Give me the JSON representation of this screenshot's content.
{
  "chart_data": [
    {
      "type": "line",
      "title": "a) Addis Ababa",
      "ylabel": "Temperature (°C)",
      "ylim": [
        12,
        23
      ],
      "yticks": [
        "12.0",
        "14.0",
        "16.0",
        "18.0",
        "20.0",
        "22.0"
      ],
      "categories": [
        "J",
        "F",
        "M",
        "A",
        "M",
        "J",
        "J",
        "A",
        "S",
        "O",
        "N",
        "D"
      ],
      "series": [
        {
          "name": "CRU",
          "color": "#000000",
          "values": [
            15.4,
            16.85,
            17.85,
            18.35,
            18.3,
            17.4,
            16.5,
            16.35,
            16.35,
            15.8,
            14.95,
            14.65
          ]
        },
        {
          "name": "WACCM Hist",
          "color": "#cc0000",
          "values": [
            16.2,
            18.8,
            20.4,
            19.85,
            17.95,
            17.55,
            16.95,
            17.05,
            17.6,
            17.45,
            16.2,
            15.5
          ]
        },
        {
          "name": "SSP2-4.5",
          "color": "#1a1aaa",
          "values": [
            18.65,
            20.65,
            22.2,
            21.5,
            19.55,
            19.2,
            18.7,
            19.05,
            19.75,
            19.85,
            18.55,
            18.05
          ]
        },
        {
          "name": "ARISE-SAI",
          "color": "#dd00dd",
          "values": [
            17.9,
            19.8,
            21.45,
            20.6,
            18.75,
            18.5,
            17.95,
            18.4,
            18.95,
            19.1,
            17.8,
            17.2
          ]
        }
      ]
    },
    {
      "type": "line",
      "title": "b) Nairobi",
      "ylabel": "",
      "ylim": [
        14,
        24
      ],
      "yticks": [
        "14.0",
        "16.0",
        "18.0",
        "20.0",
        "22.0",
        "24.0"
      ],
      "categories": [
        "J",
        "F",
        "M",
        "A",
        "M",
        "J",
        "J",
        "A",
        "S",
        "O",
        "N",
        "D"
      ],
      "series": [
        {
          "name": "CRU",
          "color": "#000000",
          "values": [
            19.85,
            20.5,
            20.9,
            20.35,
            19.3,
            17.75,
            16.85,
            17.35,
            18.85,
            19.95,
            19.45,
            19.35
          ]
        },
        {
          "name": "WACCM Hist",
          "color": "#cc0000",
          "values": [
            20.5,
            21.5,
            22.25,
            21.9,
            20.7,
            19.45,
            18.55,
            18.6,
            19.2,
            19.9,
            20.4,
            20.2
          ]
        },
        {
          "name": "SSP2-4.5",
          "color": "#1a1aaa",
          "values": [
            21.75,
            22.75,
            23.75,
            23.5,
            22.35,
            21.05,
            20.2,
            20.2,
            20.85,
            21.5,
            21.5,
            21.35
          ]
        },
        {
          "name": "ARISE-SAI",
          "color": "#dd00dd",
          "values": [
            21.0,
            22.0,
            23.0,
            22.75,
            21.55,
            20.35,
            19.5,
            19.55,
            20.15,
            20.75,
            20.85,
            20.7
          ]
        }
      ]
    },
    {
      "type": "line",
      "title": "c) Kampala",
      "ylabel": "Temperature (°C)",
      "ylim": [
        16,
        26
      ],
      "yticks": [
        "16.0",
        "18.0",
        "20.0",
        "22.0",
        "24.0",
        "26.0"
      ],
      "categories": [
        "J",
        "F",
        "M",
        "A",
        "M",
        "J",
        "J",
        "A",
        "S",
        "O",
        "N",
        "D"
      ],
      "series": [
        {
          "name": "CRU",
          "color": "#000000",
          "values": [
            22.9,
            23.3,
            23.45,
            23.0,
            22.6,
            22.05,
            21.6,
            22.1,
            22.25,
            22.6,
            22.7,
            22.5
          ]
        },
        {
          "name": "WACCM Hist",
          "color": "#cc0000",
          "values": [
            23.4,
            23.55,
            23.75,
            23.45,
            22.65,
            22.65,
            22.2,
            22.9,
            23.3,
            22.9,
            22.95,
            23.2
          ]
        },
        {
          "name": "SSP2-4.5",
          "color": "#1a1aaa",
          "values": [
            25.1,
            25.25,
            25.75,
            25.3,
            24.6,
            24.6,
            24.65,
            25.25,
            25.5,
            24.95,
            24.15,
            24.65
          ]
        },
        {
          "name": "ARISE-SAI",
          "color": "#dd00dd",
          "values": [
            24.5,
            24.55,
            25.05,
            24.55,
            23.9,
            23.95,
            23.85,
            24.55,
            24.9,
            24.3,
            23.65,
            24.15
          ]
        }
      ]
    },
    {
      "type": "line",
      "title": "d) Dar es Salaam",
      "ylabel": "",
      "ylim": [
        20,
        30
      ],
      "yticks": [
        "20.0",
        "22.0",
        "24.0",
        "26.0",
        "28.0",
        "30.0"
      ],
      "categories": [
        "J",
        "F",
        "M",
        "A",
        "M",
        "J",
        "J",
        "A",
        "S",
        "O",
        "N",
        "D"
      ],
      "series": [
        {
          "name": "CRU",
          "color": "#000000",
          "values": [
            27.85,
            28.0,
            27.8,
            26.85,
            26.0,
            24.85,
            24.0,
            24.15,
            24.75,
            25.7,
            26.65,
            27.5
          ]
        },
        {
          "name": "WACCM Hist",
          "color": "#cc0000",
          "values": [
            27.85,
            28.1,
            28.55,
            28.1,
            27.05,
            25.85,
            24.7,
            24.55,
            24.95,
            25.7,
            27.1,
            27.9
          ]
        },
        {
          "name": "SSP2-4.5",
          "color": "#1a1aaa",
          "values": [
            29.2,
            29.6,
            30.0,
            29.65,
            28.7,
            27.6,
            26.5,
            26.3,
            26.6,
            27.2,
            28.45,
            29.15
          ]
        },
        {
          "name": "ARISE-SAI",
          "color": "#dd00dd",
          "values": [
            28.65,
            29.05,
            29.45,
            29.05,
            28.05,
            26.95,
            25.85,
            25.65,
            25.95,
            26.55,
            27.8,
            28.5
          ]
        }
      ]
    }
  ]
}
^^^^^^^^^^^^^^^^
Stated problem:
Every record should be repeated exactly; please leave none out.

Complete output:
Give me the JSON representation of this screenshot's content.
{
  "chart_data": [
    {
      "type": "line",
      "title": "a) Addis Ababa",
      "ylabel": "Temperature (°C)",
      "ylim": [
        12,
        23
      ],
      "yticks": [
        "12.0",
        "14.0",
        "16.0",
        "18.0",
        "20.0",
        "22.0"
      ],
      "categories": [
        "J",
        "F",
        "M",
        "A",
        "M",
        "J",
        "J",
        "A",
        "S",
        "O",
        "N",
        "D"
      ],
      "series": [
        {
          "name": "CRU",
          "color": "#000000",
          "values": [
            15.4,
            16.85,
            17.85,
            18.35,
            18.3,
            17.4,
            16.5,
            16.35,
            16.35,
            15.8,
            14.95,
            14.65
          ]
        },
        {
          "name": "WACCM Hist",
          "color": "#cc0000",
          "values": [
            16.2,
            18.8,
            20.4,
            19.85,
            17.95,
            17.55,
            16.95,
            17.05,
            17.6,
            17.45,
            16.2,
            15.5
          ]
        },
        {
          "name": "SSP2-4.5",
          "color": "#1a1aaa",
          "values": [
            18.65,
            20.65,
            22.2,
            21.5,
            19.55,
            19.2,
            18.7,
            19.05,
            19.75,
            19.85,
            18.55,
            18.05
          ]
        },
        {
          "name": "ARISE-SAI",
          "color": "#dd00dd",
          "values": [
            17.9,
            19.8,
            21.45,
            20.6,
            18.75,
            18.5,
            17.95,
            18.4,
            18.95,
            19.1,
            17.8,
            17.2
          ]
        }
      ]
    },
    {
      "type": "line",
      "title": "b) Nairobi",
      "ylabel": "",
      "ylim": [
        14,
        24
      ],
      "yticks": [
        "14.0",
        "16.0",
        "18.0",
        "20.0",
        "22.0",
        "24.0"
      ],
      "categories": [
        "J",
        "F",
        "M",
        "A",
        "M",
        "J",
        "J",
        "A",
        "S",
        "O",
        "N",
        "D"
      ],
      "series": [
        {
          "name": "CRU",
          "color": "#000000",
          "values": [
            19.85,
            20.5,
            20.9,
            20.35,
            19.3,
            17.75,
            16.85,
            17.35,
            18.85,
            19.95,
            19.45,
            19.35
          ]
        },
        {
          "name": "WACCM Hist",
          "color": "#cc0000",
          "values": [
            20.5,
            21.5,
            22.25,
            21.9,
            20.7,
            19.45,
            18.55,
            18.6,
            19.2,
            19.9,
            20.4,
            20.2
          ]
        },
        {
          "name": "SSP2-4.5",
          "color": "#1a1aaa",
          "values": [
            21.75,
            22.75,
            23.75,
            23.5,
            22.35,
            21.05,
            20.2,
            20.2,
            20.85,
            21.5,
            21.5,
            21.35
          ]
        },
        {
          "name": "ARISE-SAI",
          "color": "#dd00dd",
          "values": [
            21.0,
            22.0,
            23.0,
            22.75,
            21.55,
            20.35,
            19.5,
            19.55,
            20.15,
            20.75,
            20.85,
            20.7
          ]
        }
      ]
    },
    {
      "type": "line",
      "title": "c) Kampala",
      "ylabel": "Temperature (°C)",
      "ylim": [
        16,
        26
      ],
      "yticks": [
        "16.0",
        "18.0",
        "20.0",
        "22.0",
        "24.0",
        "26.0"
      ],
      "categories": [
        "J",
        "F",
        "M",
        "A",
        "M",
        "J",
        "J",
        "A",
        "S",
        "O",
        "N",
        "D"
      ],
      "series": [
        {
          "name": "CRU",
          "color": "#000000",
          "values": [
            22.9,
            23.3,
            23.45,
            23.0,
            22.6,
            22.05,
            21.6,
            22.1,
            22.25,
            22.6,
            22.7,
            22.5
          ]
        },
        {
          "name": "WACCM Hist",
          "color": "#cc0000",
          "values": [
            23.4,
            23.55,
            23.75,
            23.45,
            22.65,
            22.65,
            22.2,
            22.9,
            23.3,
            22.9,
            22.95,
            23.2
          ]
        },
        {
          "name": "SSP2-4.5",
          "color": "#1a1aaa",
          "values": [
            25.1,
            25.25,
            25.75,
            25.3,
            24.6,
            24.6,
            24.65,
            25.25,
            25.5,
            24.95,
            24.15,
            24.65
          ]
        },
        {
          "name": "ARISE-SAI",
          "color": "#dd00dd",
          "values": [
            24.5,
            24.55,
            25.05,
            24.55,
            23.9,
            23.95,
            23.85,
            24.55,
            24.9,
            24.3,
            23.65,
            24.15
          ]
        }
      ]
    },
    {
      "type": "line",
      "title": "d) Dar es Salaam",
      "ylabel": "",
      "ylim": [
        20,
        30
      ],
      "yticks": [
        "20.0",
        "22.0",
        "24.0",
        "26.0",
        "28.0",
        "30.0"
      ],
      "categories": [
        "J",
        "F",
        "M",
        "A",
        "M",
        "J",
        "J",
        "A",
        "S",
        "O",
        "N",
        "D"
      ],
      "series": [
        {
          "name": "CRU",
          "color": "#000000",
          "values": [
            27.85,
            28.0,
            27.8,
            26.85,
            26.0,
            24.85,
            24.0,
            24.15,
            24.75,
            25.7,
            26.65,
            27.5
          ]
        },
        {
          "name": "WACCM Hist",
          "color": "#cc0000",
          "values": [
            27.85,
            28.1,
            28.55,
            28.1,
            27.05,
            25.85,
            24.7,
            24.55,
            24.95,
            25.7,
            27.1,
            27.9
          ]
        },
        {
          "name": "SSP2-4.5",
          "color": "#1a1aaa",
          "values": [
            29.2,
            29.6,
            30.0,
            29.65,
            28.7,
            27.6,
            26.5,
            26.3,
            26.6,
            27.2,
            28.45,
            29.15
          ]
        },
        {
          "name": "ARISE-SAI",
          "color": "#dd00dd",
          "values": [
            28.65,
            29.05,
            29.45,
            29.05,
            28.05,
            26.95,
            25.85,
            25.65,
            25.95,
            26.55,
            27.8,
            28.5
          ]
        }
      ]
    }
  ]
}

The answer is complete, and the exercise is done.